--- BEGIN Passage ---

I have to here point out that I love spending time with Izzie, and in actual fact I wouldn’t mind if that was all I ever did. But I’ve become hung up on this issue of fairness, particularly in regard to the amount that Lizzie goes out. In recent weeks it has reached six days out of seven, for a minimum of three hours at a time, maximum of nine, sometimes with the baby but mostly without, day after day after day leaving me to look after Izzie by myself. I thought she was running away from her responsibilities as a mother, and that is how I addressed it, but the truth is that it had to do with her Asperger’s.

You see, Lizzie has never really had friends, but in the past couple of years has made around seven of them. Having AS, however, means she doesn’t know how to manage her relationships. She’s terrified of losing them, and thinks that if she says ‘No’ when someone invites her out, they won’t be her friend anymore. And she doesn’t want to include me in her plans because that would be asking permission, and she’s an adult who doesn’t need permission from anybody. So if seven friends invite her out in the week, she says yes to all seven, without thinking about the impact it is having on our relationship and family life.

The way forward, then, is teaching her that when you have other responsibilities to a child, a partner, a home, you’re allowed to say no, and that if they’re true friends, the friendship will survive. Her support workers are trying to get her to limit her time out without the baby and spend more time in the home, because they feel that the balance needs to be redressed – though, when I ask them if ‘unbalanced’ is a euphemism for ‘unfair’, they strongly deny it.

So we have been doing things differently recently. We have spent more time doing things as a family, not just in the home but going out together too. Some of the things Lizzie would have done with friends, like painting a plate at a cafe, she has done with me, the baby on my lap. This weekend we’re all going to a Christmas market. And when Lizzie gets invites she asks me if I mind her going out, which isn’t asking permission but checking in with me as her significant other, which makes me feel more appreciated than before.

And life is so much better. If it hadn’t been pointed out to me that we were doing things separately that we should have been doing together, I don’t think we’d have figured that one out for ourselves. If people hadn’t told me that ‘fairness’ is not the criteria by which you divide up the responsibilities of parenthood, we might have continued passing her between us and inadvertently made her feel like an unwanted burden, which couldn’t be further from the truth. Sometimes you need other people to point out to you what you can’t see for yourself, and we’re lucky enough in our lives to have those people around us.

Five Months of Autistic Parenting, Part 1

Five months ago I started this blog with the question: what happens when a guy and a girl with Asperger’s Syndrome have a baby? I can answer that very simply: we have a gosh-darned gorgeous daughter. Beautiful, inquisitive, intelligent, happy and healthy. And it’s not just me that says that – health visitors, midwives, nurses, doctors, childcare specialists, social workers and swimming teachers all agree, and they have no reason to suck up to me so it must be true. Yay.

But of course, that’s only a fraction of the answer. How has our autism affected our parenting thus far? How has it affected our relationship? How have we compensated for or overcome our foibles and idiosyncrasies? What have we learned? These are the real meat of the answer, and I’ll do my best to cook them for you.

In this post, I’ll cover the small, humorous parts of autistic parenting. The next post will detail the larger, more serious problems of parenting with Asperger’s. So hang on in there if that’s what you’re looking for.

--- END Passage ---
--- BEGIN Dataset ---

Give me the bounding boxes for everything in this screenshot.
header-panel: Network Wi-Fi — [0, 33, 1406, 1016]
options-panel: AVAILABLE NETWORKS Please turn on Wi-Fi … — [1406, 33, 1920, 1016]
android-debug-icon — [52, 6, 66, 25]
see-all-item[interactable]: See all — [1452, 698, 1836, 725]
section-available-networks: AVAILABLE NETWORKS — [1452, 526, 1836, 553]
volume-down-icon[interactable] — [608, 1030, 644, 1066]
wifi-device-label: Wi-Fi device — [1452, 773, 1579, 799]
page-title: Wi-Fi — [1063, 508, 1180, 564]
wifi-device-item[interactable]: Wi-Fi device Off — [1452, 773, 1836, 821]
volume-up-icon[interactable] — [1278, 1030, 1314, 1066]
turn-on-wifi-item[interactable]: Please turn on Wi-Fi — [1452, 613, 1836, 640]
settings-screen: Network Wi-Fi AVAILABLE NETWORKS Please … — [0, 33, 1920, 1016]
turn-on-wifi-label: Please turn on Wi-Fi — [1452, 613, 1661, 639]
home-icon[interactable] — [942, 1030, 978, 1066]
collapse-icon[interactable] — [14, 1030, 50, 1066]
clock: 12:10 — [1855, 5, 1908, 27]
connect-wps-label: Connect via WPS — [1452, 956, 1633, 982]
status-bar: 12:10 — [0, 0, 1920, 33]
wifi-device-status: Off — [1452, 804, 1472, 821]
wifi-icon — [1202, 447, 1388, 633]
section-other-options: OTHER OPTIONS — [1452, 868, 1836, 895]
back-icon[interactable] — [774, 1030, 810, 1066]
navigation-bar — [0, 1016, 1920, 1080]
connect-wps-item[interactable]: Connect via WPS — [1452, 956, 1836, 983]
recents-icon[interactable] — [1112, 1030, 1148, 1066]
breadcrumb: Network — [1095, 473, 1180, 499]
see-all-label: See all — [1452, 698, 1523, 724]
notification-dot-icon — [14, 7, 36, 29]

--- END Dataset ---

• [Written request A]: Which kinds of people does the blog excerpt list as all agreeing with the description of the daughter?
• [Written request B]: In the blog excerpt, roughly how many friends has Lizzie made in the past couple of years?
• [Written request C]: Duplicate everything in the blog excerpt from "But of course, that’s" down to "you’re looking for.".
These rows come from a different source than the blog excerpt.

• [Reply A]: Health visitors, midwives, nurses, doctors, childcare specialists, social workers and swimming teachers.

• [Reply B]: Around seven.

• [Reply C]:
But of course, that’s only a fraction of the answer. How has our autism affected our parenting thus far? How has it affected our relationship? How have we compensated for or overcome our foibles and idiosyncrasies? What have we learned? These are the real meat of the answer, and I’ll do my best to cook them for you.

In this post, I’ll cover the small, humorous parts of autistic parenting. The next post will detail the larger, more serious problems of parenting with Asperger’s. So hang on in there if that’s what you’re looking for.